[Figure record listings]

start

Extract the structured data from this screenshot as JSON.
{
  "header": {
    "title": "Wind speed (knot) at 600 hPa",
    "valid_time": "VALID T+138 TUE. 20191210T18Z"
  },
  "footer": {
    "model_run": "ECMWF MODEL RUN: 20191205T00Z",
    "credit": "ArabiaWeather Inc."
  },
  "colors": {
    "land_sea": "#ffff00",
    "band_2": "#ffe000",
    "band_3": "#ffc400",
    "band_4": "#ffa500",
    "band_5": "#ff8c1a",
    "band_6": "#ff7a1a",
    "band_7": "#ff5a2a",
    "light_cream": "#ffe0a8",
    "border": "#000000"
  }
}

end

PROBLEM REQUIREMENTS >>
Transcribe the material above in its entirety. Match it exactly.

RESPONSE >>
Extract the structured data from this screenshot as JSON.
{
  "header": {
    "title": "Wind speed (knot) at 600 hPa",
    "valid_time": "VALID T+138 TUE. 20191210T18Z"
  },
  "footer": {
    "model_run": "ECMWF MODEL RUN: 20191205T00Z",
    "credit": "ArabiaWeather Inc."
  },
  "colors": {
    "land_sea": "#ffff00",
    "band_2": "#ffe000",
    "band_3": "#ffc400",
    "band_4": "#ffa500",
    "band_5": "#ff8c1a",
    "band_6": "#ff7a1a",
    "band_7": "#ff5a2a",
    "light_cream": "#ffe0a8",
    "border": "#000000"
  }
}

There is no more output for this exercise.